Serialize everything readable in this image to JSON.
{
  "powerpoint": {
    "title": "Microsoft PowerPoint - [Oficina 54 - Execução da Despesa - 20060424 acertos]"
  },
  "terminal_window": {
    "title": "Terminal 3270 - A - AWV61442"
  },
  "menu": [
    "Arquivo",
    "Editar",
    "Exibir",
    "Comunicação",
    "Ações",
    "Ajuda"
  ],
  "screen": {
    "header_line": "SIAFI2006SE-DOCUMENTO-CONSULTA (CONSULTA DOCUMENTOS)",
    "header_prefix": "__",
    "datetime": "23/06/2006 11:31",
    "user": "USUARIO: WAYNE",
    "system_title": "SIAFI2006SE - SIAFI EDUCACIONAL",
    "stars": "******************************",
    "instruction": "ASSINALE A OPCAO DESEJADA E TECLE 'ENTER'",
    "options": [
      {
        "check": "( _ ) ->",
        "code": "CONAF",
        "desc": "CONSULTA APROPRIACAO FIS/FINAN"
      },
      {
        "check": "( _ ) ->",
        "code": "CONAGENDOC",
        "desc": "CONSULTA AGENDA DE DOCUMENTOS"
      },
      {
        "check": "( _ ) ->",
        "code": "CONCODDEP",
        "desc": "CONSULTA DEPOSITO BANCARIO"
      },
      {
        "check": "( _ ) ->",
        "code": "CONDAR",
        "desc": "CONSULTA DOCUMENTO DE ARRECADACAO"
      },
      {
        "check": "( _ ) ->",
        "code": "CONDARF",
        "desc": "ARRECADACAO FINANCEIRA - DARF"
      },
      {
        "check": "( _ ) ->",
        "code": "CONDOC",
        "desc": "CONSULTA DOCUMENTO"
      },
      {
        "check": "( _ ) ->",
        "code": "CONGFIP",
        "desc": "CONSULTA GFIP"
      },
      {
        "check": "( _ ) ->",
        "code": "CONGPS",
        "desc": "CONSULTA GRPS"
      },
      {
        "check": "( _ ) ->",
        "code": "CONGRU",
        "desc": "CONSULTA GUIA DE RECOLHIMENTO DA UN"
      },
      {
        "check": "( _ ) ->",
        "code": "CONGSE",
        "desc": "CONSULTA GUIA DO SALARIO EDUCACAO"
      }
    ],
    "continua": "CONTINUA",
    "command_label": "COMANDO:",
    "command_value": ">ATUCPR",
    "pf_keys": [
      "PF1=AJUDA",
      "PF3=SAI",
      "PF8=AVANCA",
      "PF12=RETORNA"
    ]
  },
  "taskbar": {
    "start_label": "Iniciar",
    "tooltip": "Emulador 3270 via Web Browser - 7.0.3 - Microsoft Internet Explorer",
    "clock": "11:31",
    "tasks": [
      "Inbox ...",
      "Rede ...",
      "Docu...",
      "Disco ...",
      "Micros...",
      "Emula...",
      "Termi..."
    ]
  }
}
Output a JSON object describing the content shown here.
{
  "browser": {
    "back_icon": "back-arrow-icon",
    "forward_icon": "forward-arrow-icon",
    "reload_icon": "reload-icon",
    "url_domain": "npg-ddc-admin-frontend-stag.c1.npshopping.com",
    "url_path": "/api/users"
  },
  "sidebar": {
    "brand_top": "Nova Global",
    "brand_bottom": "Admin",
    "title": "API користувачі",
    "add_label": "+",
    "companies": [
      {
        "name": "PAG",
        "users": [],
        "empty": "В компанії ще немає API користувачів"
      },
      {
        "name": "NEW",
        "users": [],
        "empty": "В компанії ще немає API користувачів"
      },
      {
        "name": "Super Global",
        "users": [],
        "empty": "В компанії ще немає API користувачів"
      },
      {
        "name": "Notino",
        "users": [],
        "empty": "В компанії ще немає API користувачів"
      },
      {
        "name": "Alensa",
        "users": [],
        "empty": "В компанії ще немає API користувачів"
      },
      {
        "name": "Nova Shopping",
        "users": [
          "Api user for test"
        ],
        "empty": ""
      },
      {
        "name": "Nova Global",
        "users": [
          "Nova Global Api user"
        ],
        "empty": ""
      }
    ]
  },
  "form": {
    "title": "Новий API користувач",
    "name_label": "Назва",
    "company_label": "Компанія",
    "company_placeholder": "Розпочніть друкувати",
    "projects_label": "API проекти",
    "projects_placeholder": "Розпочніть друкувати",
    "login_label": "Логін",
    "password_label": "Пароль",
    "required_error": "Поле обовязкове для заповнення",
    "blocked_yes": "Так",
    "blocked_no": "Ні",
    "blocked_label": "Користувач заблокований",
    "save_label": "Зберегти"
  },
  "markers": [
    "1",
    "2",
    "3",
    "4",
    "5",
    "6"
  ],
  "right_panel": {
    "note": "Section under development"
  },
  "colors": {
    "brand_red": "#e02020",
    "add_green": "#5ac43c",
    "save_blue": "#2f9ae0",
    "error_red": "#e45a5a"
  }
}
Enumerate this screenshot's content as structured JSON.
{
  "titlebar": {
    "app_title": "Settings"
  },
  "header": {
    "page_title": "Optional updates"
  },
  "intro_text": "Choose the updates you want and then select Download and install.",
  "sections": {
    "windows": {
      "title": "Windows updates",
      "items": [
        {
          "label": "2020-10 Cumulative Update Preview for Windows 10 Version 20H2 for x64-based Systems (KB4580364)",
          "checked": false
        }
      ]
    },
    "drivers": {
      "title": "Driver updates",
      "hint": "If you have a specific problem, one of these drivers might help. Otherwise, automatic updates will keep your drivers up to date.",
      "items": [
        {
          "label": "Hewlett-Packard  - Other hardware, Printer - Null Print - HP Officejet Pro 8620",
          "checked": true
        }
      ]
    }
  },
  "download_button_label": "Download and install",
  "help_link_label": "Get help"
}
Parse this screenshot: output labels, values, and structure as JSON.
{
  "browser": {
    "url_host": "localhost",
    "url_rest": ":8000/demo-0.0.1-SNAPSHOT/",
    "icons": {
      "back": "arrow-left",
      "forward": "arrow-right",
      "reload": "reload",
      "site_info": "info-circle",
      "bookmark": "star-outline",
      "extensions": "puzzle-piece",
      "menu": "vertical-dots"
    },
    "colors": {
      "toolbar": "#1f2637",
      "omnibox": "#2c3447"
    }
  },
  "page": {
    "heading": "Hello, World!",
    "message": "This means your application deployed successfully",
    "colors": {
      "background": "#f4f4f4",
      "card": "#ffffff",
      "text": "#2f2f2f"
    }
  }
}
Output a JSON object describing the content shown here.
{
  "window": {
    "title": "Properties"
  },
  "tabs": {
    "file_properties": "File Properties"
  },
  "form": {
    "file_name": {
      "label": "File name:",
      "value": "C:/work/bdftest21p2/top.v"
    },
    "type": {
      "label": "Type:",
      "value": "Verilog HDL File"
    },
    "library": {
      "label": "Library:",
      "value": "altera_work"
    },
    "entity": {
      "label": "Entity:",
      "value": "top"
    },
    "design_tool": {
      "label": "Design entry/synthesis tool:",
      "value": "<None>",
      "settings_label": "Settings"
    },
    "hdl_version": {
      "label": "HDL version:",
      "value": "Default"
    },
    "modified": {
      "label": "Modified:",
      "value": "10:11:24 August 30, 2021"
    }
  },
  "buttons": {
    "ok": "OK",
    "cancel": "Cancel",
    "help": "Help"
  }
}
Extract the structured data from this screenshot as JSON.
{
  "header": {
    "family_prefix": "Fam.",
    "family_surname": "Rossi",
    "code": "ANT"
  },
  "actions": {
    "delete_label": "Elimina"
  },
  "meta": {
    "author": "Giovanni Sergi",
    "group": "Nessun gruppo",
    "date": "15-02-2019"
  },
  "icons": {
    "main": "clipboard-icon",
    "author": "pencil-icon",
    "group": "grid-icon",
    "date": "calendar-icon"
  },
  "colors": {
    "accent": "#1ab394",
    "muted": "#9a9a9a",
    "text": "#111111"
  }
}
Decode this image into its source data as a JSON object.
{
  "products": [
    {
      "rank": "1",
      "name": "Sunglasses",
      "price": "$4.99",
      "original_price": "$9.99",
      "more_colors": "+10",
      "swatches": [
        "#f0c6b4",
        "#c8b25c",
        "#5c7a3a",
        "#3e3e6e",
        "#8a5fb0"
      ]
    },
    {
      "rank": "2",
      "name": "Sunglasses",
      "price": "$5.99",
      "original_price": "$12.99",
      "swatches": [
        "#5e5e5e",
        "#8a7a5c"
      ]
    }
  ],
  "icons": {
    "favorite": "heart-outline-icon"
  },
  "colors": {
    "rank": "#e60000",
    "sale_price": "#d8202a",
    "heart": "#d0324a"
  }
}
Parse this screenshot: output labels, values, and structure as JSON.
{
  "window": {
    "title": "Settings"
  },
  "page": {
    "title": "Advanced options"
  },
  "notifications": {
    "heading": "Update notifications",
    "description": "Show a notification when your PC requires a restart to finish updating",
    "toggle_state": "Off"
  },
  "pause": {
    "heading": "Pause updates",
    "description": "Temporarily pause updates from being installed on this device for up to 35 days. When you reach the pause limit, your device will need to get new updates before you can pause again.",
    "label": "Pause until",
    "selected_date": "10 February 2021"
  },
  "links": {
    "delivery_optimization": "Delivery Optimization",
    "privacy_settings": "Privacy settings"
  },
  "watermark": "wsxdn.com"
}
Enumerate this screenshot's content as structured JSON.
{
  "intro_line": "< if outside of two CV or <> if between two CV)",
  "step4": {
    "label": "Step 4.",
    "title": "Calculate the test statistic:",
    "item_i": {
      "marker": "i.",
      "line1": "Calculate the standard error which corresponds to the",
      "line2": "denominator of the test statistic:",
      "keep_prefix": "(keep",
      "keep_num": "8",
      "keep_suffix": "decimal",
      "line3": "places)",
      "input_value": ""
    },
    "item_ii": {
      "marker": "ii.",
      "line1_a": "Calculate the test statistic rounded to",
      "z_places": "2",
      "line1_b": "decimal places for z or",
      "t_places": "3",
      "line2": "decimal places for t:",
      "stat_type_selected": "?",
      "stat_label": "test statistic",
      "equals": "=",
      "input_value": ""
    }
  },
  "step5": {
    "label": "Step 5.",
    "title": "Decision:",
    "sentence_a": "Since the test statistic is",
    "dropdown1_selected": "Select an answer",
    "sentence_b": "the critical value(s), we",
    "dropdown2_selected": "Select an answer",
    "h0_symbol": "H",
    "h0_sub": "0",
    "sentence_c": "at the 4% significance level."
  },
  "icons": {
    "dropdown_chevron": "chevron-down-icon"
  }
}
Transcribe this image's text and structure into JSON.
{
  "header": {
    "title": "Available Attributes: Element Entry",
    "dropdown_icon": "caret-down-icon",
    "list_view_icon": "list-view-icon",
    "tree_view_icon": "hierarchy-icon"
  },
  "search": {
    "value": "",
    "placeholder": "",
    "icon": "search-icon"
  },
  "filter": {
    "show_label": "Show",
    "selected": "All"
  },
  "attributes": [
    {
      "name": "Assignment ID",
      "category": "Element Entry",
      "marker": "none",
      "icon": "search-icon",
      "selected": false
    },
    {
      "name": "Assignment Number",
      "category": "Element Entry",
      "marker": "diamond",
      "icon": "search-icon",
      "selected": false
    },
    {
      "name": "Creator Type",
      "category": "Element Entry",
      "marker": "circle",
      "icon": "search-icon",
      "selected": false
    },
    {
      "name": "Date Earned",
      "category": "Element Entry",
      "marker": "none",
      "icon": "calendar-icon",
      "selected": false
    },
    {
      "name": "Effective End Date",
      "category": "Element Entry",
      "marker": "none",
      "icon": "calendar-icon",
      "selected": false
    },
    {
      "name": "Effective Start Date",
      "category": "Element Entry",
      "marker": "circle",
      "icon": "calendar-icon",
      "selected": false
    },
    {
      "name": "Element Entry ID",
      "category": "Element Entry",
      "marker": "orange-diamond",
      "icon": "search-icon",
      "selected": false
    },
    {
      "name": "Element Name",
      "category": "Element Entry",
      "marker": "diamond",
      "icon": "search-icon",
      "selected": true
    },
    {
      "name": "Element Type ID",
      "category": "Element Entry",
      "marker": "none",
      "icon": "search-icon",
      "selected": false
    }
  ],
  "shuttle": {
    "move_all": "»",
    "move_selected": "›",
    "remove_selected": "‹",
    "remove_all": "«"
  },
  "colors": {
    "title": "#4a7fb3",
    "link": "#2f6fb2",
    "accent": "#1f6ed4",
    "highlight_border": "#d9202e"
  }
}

_ _ _ _ _ _ _

● WHAT TO DO
Say, as a single number and nothing more, how many lines of the entries contain the word "help".

● CORRECT RESPONSE
3